::: Supplied records
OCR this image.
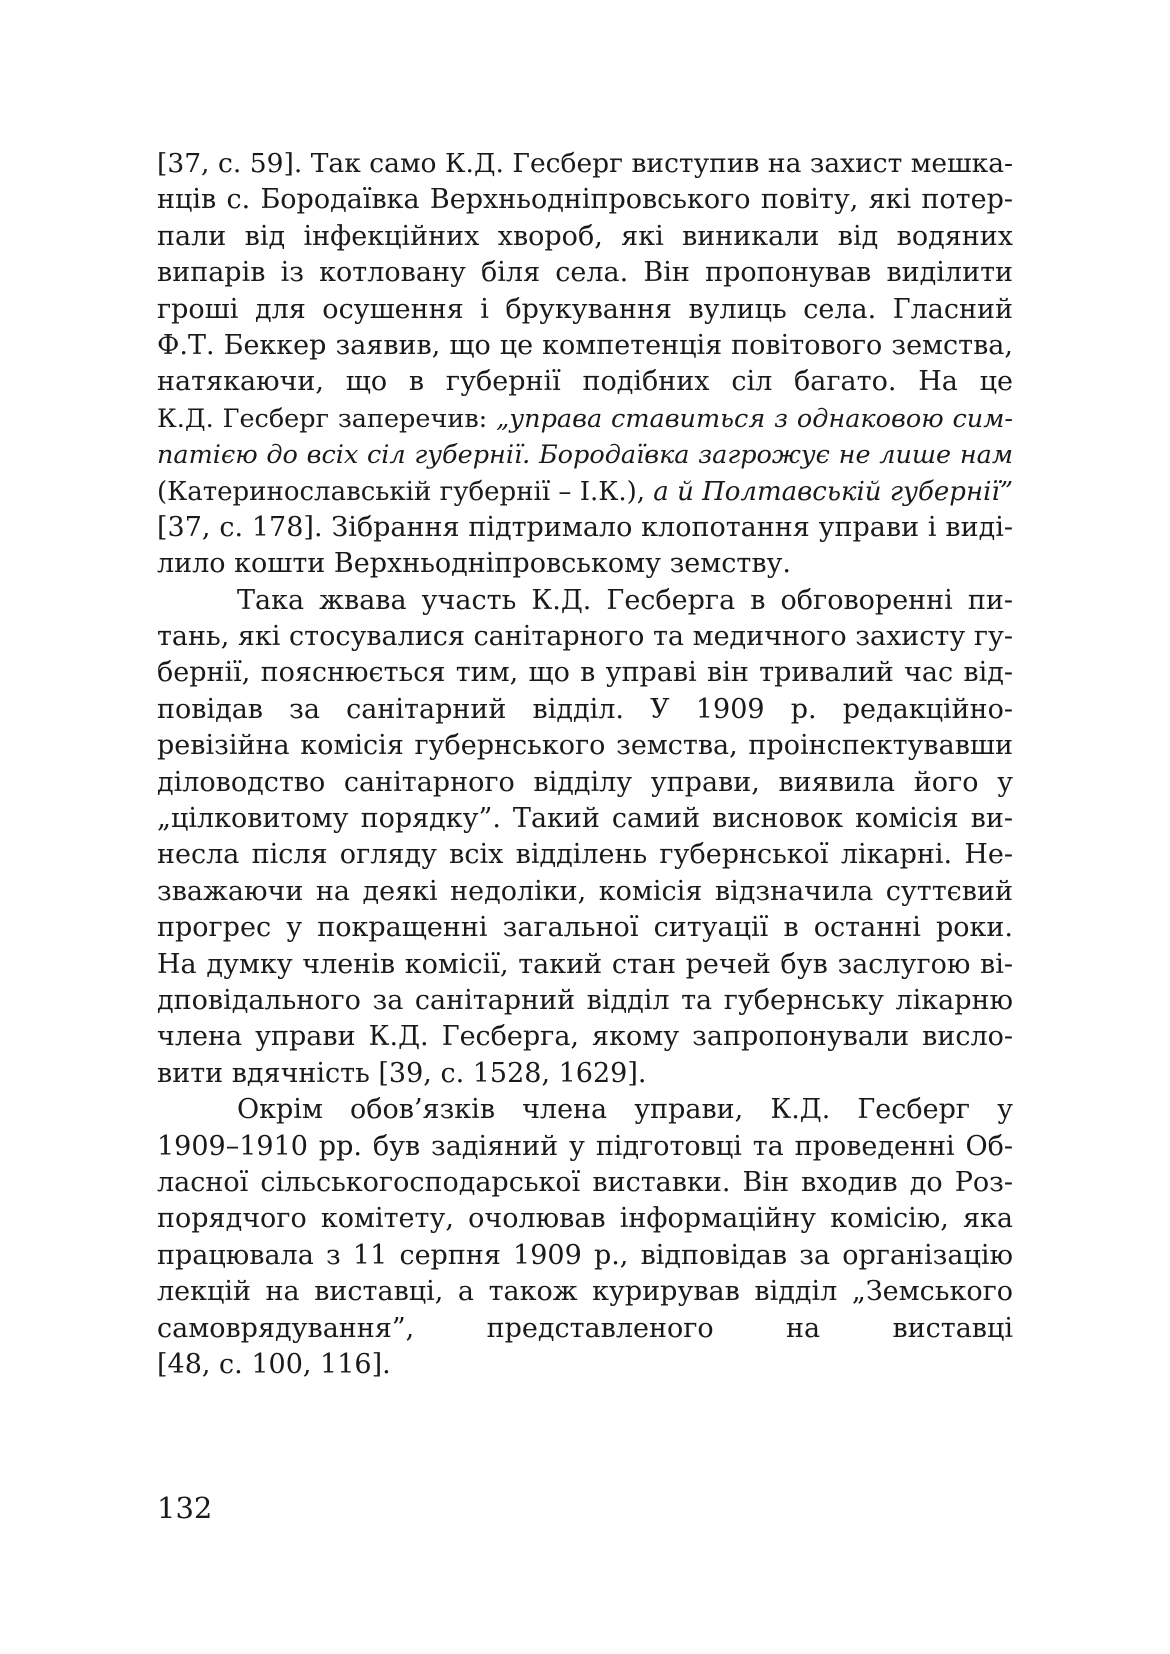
[37, с. 59]. Так само К.Д. Гесберг виступив на захист мешка-
нців с. Бородаївка Верхньодніпровського повіту, які потер-
пали від інфекційних хвороб, які виникали від водяних
випарів із котловану біля села. Він пропонував виділити
гроші для осушення і брукування вулиць села. Гласний
Ф.Т. Беккер заявив, що це компетенція повітового земства,
натякаючи, що в губернії подібних сіл багато. На це
К.Д. Гесберг заперечив: „управа ставиться з однаковою сим-
патією до всіх сіл губернії. Бородаївка загрожує не лише нам
(Катеринославській губернії – І.К.), а й Полтавській губернії”
[37, с. 178]. Зібрання підтримало клопотання управи і виді-
лило кошти Верхньодніпровському земству.
Така жвава участь К.Д. Гесберга в обговоренні пи-
тань, які стосувалися санітарного та медичного захисту гу-
бернії, пояснюється тим, що в управі він тривалий час від-
повідав за санітарний відділ. У 1909 р. редакційно-
ревізійна комісія губернського земства, проінспектувавши
діловодство санітарного відділу управи, виявила його у
„цілковитому порядку”. Такий самий висновок комісія ви-
несла після огляду всіх відділень губернської лікарні. Не-
зважаючи на деякі недоліки, комісія відзначила суттєвий
прогрес у покращенні загальної ситуації в останні роки.
На думку членів комісії, такий стан речей був заслугою ві-
дповідального за санітарний відділ та губернську лікарню
члена управи К.Д. Гесберга, якому запропонували вислo-
вити вдячність [39, с. 1528, 1629].
Окрім обов’язків члена управи, К.Д. Гесберг у
1909–1910 рр. був задіяний у підготовці та проведенні Об-
ласної сільськогосподарської виставки. Він входив до Роз-
порядчого комітету, очолював інформаційну комісію, яка
працювала з 11 серпня 1909 р., відповідав за організацію
лекцій на виставці, а також курирував відділ „Земського
самоврядування”, представленого на виставці
[48, с. 100, 116].
132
::::::
Look through the material above. Copy each line where the word "комісія" appears.

* Response to this task *
ревізійна комісія губернського земства, проінспектувавши
„цілковитому порядку”. Такий самий висновок комісія ви-
зважаючи на деякі недоліки, комісія відзначила суттєвий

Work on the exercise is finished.